■ Work to be completed ■
Return every line below as is, leaving out the pictures.

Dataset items
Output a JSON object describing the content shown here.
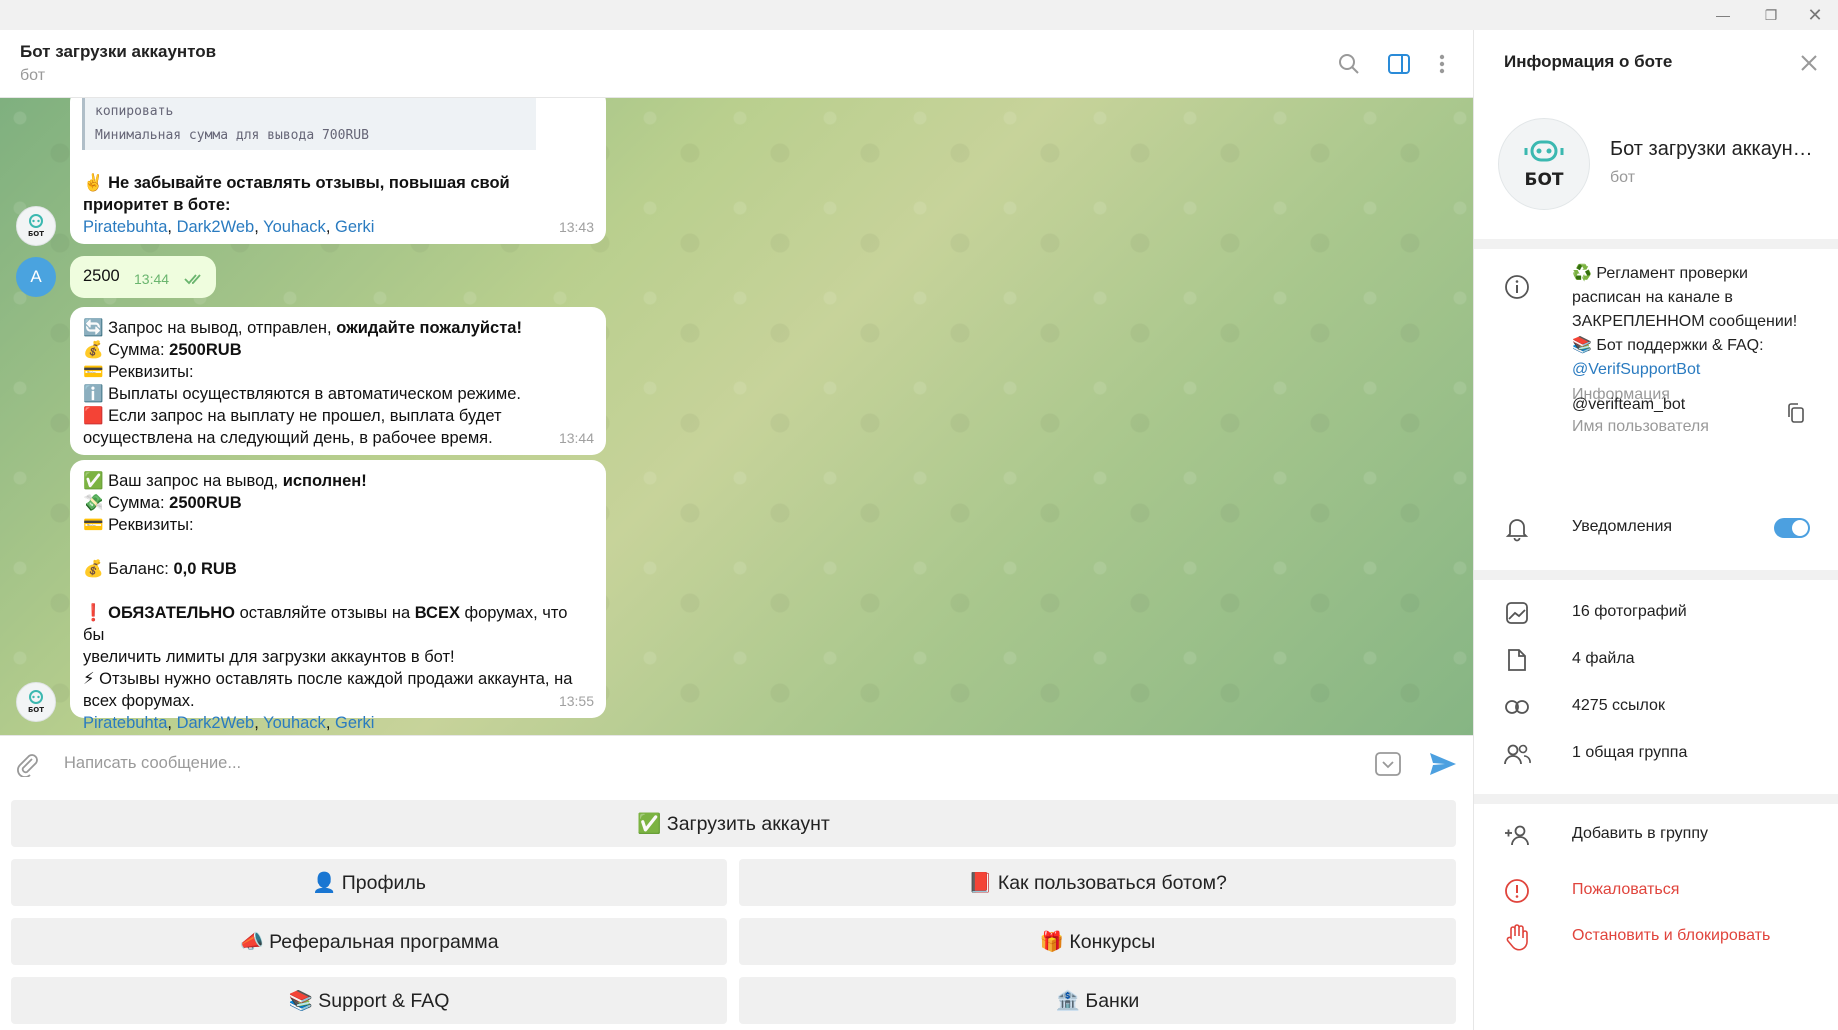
{
  "chat": {
    "title": "Бот загрузки аккаунтов",
    "subtitle": "бот"
  },
  "messages": {
    "m1": {
      "code_top": "копировать",
      "code_bottom": "Минимальная сумма для вывода 700RUB",
      "line1": "✌️ Не забывайте оставлять отзывы, повышая свой",
      "line2": "приоритет в боте:",
      "links": [
        "Piratebuhta",
        "Dark2Web",
        "Youhack",
        "Gerki"
      ],
      "time": "13:43"
    },
    "m2": {
      "text": "2500",
      "time": "13:44"
    },
    "m3": {
      "l1a": "🔄 Запрос на вывод,  отправлен, ",
      "l1b": "ожидайте пожалуйста!",
      "l2a": "💰 Сумма: ",
      "l2b": "2500RUB",
      "l3": "💳 Реквизиты: ",
      "l4": "ℹ️ Выплаты осуществляются в автоматическом режиме.",
      "l5": "🟥 Если запрос на выплату не прошел, выплата будет",
      "l6": "осуществлена на следующий день, в рабочее время.",
      "time": "13:44"
    },
    "m4": {
      "l1a": "✅ Ваш запрос на вывод, ",
      "l1b": "исполнен!",
      "l2a": "💸 Сумма: ",
      "l2b": "2500RUB",
      "l3": "💳 Реквизиты: ",
      "l4a": "💰 Баланс: ",
      "l4b": "0,0 RUB",
      "l5a": "❗ ",
      "l5b": "ОБЯЗАТЕЛЬНО",
      "l5c": " оставляйте отзывы на ",
      "l5d": "ВСЕХ",
      "l5e": " форумах, что бы",
      "l6": "увеличить лимиты для загрузки аккаунтов в бот!",
      "l7": "⚡ Отзывы нужно оставлять после каждой продажи аккаунта, на",
      "l8": "всех форумах.",
      "links": [
        "Piratebuhta",
        "Dark2Web",
        "Youhack",
        "Gerki"
      ],
      "time": "13:55"
    }
  },
  "user_avatar_letter": "A",
  "bot_avatar_text": "БОТ",
  "input": {
    "placeholder": "Написать сообщение..."
  },
  "keyboard": {
    "upload": "✅ Загрузить аккаунт",
    "profile": "👤 Профиль",
    "howto": "📕 Как пользоваться ботом?",
    "referral": "📣 Реферальная программа",
    "contests": "🎁 Конкурсы",
    "support": "📚 Support & FAQ",
    "banks": "🏦 Банки"
  },
  "panel": {
    "title": "Информация о боте",
    "bot_name": "Бот загрузки аккаунтов",
    "bot_role": "бот",
    "about_lines": [
      "♻️ Регламент проверки",
      "расписан на канале в",
      "ЗАКРЕПЛЕННОМ сообщении!",
      "📚 Бот поддержки & FAQ:"
    ],
    "about_link": "@VerifSupportBot",
    "about_label": "Информация",
    "username": "@verifteam_bot",
    "username_label": "Имя пользователя",
    "notifications": "Уведомления",
    "notifications_on": true,
    "photos": "16 фотографий",
    "files": "4 файла",
    "links": "4275 ссылок",
    "groups": "1 общая группа",
    "add_to_group": "Добавить в группу",
    "report": "Пожаловаться",
    "block": "Остановить и блокировать"
  },
  "colors": {
    "accent": "#4ca0e0",
    "link": "#2a7bc0",
    "danger": "#e0443c",
    "outgoing_bubble": "#effdde"
  }
}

■ Expected answer ■
Output a JSON object describing the content shown here.
{
  "chat": {
    "title": "Бот загрузки аккаунтов",
    "subtitle": "бот"
  },
  "messages": {
    "m1": {
      "code_top": "копировать",
      "code_bottom": "Минимальная сумма для вывода 700RUB",
      "line1": "✌️ Не забывайте оставлять отзывы, повышая свой",
      "line2": "приоритет в боте:",
      "links": [
        "Piratebuhta",
        "Dark2Web",
        "Youhack",
        "Gerki"
      ],
      "time": "13:43"
    },
    "m2": {
      "text": "2500",
      "time": "13:44"
    },
    "m3": {
      "l1a": "🔄 Запрос на вывод,  отправлен, ",
      "l1b": "ожидайте пожалуйста!",
      "l2a": "💰 Сумма: ",
      "l2b": "2500RUB",
      "l3": "💳 Реквизиты: ",
      "l4": "ℹ️ Выплаты осуществляются в автоматическом режиме.",
      "l5": "🟥 Если запрос на выплату не прошел, выплата будет",
      "l6": "осуществлена на следующий день, в рабочее время.",
      "time": "13:44"
    },
    "m4": {
      "l1a": "✅ Ваш запрос на вывод, ",
      "l1b": "исполнен!",
      "l2a": "💸 Сумма: ",
      "l2b": "2500RUB",
      "l3": "💳 Реквизиты: ",
      "l4a": "💰 Баланс: ",
      "l4b": "0,0 RUB",
      "l5a": "❗ ",
      "l5b": "ОБЯЗАТЕЛЬНО",
      "l5c": " оставляйте отзывы на ",
      "l5d": "ВСЕХ",
      "l5e": " форумах, что бы",
      "l6": "увеличить лимиты для загрузки аккаунтов в бот!",
      "l7": "⚡ Отзывы нужно оставлять после каждой продажи аккаунта, на",
      "l8": "всех форумах.",
      "links": [
        "Piratebuhta",
        "Dark2Web",
        "Youhack",
        "Gerki"
      ],
      "time": "13:55"
    }
  },
  "user_avatar_letter": "A",
  "bot_avatar_text": "БОТ",
  "input": {
    "placeholder": "Написать сообщение..."
  },
  "keyboard": {
    "upload": "✅ Загрузить аккаунт",
    "profile": "👤 Профиль",
    "howto": "📕 Как пользоваться ботом?",
    "referral": "📣 Реферальная программа",
    "contests": "🎁 Конкурсы",
    "support": "📚 Support & FAQ",
    "banks": "🏦 Банки"
  },
  "panel": {
    "title": "Информация о боте",
    "bot_name": "Бот загрузки аккаунтов",
    "bot_role": "бот",
    "about_lines": [
      "♻️ Регламент проверки",
      "расписан на канале в",
      "ЗАКРЕПЛЕННОМ сообщении!",
      "📚 Бот поддержки & FAQ:"
    ],
    "about_link": "@VerifSupportBot",
    "about_label": "Информация",
    "username": "@verifteam_bot",
    "username_label": "Имя пользователя",
    "notifications": "Уведомления",
    "notifications_on": true,
    "photos": "16 фотографий",
    "files": "4 файла",
    "links": "4275 ссылок",
    "groups": "1 общая группа",
    "add_to_group": "Добавить в группу",
    "report": "Пожаловаться",
    "block": "Остановить и блокировать"
  },
  "colors": {
    "accent": "#4ca0e0",
    "link": "#2a7bc0",
    "danger": "#e0443c",
    "outgoing_bubble": "#effdde"
  }
}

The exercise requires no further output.